> [Aim]:
Copy out the items below word for word, from the beginning through the line containing "status-bar: 15:19 [0, 0, 1776, 72]", with that line included.
— BEGIN Task input —
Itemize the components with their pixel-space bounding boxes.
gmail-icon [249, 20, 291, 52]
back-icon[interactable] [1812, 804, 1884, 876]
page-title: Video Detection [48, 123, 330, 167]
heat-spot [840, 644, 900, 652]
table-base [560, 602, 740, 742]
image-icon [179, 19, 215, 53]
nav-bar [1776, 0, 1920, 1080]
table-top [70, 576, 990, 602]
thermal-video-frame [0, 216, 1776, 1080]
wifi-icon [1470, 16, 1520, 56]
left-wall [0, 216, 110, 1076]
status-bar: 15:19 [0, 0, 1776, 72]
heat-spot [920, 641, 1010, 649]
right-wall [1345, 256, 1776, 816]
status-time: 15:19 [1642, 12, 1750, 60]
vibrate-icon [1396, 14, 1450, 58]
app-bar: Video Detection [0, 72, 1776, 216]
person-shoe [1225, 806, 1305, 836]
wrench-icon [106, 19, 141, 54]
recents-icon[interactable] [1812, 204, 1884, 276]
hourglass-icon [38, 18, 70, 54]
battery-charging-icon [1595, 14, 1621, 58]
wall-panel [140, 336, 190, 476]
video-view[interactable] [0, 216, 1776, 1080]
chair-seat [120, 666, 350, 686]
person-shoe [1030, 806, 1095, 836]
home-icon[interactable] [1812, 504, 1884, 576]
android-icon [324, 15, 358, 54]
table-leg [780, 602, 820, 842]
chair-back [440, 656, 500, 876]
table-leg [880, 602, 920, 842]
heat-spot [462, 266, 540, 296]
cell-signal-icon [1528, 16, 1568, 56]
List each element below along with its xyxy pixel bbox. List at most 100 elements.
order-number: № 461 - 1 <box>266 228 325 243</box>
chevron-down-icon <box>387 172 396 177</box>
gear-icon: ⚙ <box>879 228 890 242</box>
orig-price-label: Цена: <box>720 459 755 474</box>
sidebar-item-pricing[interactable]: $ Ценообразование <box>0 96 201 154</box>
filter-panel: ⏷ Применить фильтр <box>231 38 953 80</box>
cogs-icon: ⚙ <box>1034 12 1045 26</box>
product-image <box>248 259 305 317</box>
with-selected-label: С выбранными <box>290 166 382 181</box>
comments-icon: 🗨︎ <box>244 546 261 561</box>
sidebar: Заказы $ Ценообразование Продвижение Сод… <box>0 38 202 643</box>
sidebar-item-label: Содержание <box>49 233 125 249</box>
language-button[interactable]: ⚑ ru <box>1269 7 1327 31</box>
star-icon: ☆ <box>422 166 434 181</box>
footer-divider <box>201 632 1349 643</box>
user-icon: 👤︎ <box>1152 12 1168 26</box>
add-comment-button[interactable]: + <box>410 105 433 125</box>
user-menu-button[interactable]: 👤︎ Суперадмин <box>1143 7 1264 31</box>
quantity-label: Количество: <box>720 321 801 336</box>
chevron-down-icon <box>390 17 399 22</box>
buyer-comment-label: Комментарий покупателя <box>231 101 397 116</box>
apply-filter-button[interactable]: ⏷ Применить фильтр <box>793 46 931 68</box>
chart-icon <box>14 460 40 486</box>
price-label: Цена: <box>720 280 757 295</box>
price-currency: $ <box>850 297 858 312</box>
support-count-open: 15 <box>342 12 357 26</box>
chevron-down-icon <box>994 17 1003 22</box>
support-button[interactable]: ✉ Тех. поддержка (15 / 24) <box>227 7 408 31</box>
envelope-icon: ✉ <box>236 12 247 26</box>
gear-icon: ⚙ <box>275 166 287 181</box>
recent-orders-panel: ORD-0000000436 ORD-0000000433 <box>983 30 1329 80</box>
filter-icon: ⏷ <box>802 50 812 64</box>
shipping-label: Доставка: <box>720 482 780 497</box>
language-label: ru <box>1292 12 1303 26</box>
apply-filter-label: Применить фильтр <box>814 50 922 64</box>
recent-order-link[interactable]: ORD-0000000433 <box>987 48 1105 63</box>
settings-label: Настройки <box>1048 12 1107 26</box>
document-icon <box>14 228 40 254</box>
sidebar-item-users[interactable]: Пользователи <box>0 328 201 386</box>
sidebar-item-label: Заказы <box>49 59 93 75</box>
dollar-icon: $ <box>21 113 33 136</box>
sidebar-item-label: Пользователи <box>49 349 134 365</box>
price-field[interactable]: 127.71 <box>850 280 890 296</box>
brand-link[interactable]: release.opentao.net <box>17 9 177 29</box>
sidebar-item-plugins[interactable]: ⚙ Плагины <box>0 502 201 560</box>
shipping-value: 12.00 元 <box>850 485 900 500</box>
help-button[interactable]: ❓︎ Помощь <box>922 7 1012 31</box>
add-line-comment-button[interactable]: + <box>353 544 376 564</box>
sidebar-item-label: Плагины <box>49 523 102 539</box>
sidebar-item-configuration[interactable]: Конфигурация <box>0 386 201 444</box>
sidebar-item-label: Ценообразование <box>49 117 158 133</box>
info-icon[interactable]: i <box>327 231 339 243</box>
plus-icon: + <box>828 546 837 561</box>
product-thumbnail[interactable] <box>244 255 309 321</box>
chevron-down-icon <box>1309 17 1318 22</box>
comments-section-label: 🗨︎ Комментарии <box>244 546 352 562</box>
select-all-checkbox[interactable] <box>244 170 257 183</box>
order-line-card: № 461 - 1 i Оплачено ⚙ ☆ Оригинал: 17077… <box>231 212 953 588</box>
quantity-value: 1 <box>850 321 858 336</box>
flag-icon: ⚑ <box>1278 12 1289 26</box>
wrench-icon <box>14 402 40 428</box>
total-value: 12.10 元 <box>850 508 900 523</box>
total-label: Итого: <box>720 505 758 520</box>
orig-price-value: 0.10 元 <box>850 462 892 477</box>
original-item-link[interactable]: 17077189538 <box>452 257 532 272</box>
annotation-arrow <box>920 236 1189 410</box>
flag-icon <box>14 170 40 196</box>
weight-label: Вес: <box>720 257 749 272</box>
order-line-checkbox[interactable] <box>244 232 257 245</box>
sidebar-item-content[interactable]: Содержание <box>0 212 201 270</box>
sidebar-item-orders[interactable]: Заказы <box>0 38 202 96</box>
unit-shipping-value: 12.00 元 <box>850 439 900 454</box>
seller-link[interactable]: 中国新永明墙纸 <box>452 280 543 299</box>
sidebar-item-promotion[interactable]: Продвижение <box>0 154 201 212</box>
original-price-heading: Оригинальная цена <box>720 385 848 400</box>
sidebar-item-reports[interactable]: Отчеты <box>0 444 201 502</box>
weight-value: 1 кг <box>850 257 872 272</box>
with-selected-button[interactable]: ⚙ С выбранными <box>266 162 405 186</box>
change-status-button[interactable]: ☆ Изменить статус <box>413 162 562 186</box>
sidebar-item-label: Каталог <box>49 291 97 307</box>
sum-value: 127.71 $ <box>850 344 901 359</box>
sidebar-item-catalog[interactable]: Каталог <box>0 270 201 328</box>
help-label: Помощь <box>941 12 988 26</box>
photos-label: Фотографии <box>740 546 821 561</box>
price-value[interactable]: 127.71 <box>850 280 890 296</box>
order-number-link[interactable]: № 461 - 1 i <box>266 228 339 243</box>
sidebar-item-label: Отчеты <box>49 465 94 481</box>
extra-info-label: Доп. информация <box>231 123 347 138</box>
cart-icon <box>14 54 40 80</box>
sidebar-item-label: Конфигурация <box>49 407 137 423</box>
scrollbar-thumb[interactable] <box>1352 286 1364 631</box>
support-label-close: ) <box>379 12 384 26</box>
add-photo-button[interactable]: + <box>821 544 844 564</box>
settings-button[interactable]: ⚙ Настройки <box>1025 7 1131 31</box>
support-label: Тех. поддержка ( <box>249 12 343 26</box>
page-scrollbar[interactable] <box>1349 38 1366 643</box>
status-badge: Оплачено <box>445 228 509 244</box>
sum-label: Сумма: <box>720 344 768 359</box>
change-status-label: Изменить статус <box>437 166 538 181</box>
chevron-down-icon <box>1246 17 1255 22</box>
— END Task input —
> [Correct response]:
Itemize the components with their pixel-space bounding boxes.
gmail-icon [249, 20, 291, 52]
back-icon[interactable] [1812, 804, 1884, 876]
page-title: Video Detection [48, 123, 330, 167]
heat-spot [840, 644, 900, 652]
table-base [560, 602, 740, 742]
image-icon [179, 19, 215, 53]
nav-bar [1776, 0, 1920, 1080]
table-top [70, 576, 990, 602]
thermal-video-frame [0, 216, 1776, 1080]
wifi-icon [1470, 16, 1520, 56]
left-wall [0, 216, 110, 1076]
status-bar: 15:19 [0, 0, 1776, 72]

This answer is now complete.